Work instructions
Exactly as written, retype the listing below, omitting the pictures.
— START —
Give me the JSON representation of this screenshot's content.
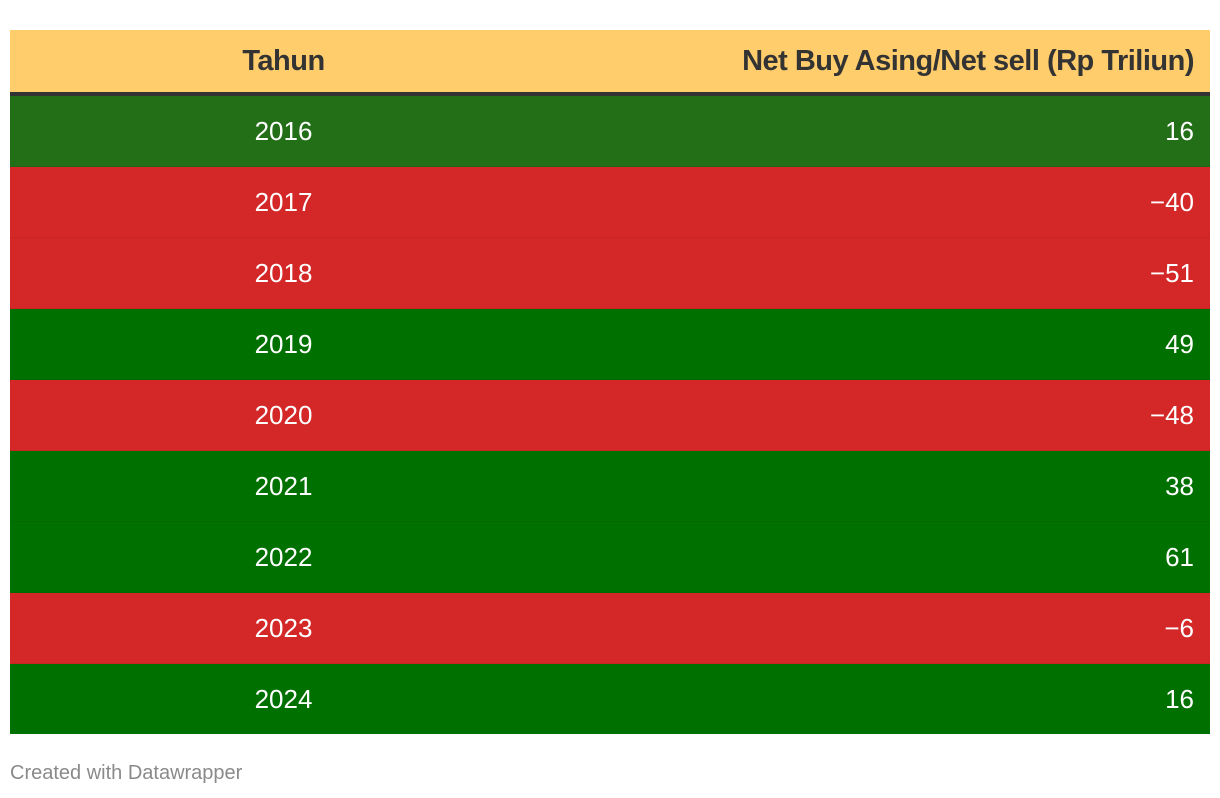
{
  "chart_data": {
    "type": "table",
    "columns": [
      "Tahun",
      "Net Buy Asing/Net sell (Rp Triliun)"
    ],
    "rows": [
      {
        "year": "2016",
        "value": "16"
      },
      {
        "year": "2017",
        "value": "−40"
      },
      {
        "year": "2018",
        "value": "−51"
      },
      {
        "year": "2019",
        "value": "49"
      },
      {
        "year": "2020",
        "value": "−48"
      },
      {
        "year": "2021",
        "value": "38"
      },
      {
        "year": "2022",
        "value": "61"
      },
      {
        "year": "2023",
        "value": "−6"
      },
      {
        "year": "2024",
        "value": "16"
      }
    ],
    "row_colors": [
      "#236f17",
      "#d42727",
      "#d42727",
      "#007000",
      "#d42727",
      "#007000",
      "#007000",
      "#d42727",
      "#007000"
    ],
    "header_color": "#ffcd6b"
  },
  "footer": {
    "credit": "Created with Datawrapper"
  }
}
— END —
Exercise answer
Give me the JSON representation of this screenshot's content.
{
  "chart_data": {
    "type": "table",
    "columns": [
      "Tahun",
      "Net Buy Asing/Net sell (Rp Triliun)"
    ],
    "rows": [
      {
        "year": "2016",
        "value": "16"
      },
      {
        "year": "2017",
        "value": "−40"
      },
      {
        "year": "2018",
        "value": "−51"
      },
      {
        "year": "2019",
        "value": "49"
      },
      {
        "year": "2020",
        "value": "−48"
      },
      {
        "year": "2021",
        "value": "38"
      },
      {
        "year": "2022",
        "value": "61"
      },
      {
        "year": "2023",
        "value": "−6"
      },
      {
        "year": "2024",
        "value": "16"
      }
    ],
    "row_colors": [
      "#236f17",
      "#d42727",
      "#d42727",
      "#007000",
      "#d42727",
      "#007000",
      "#007000",
      "#d42727",
      "#007000"
    ],
    "header_color": "#ffcd6b"
  },
  "footer": {
    "credit": "Created with Datawrapper"
  }
}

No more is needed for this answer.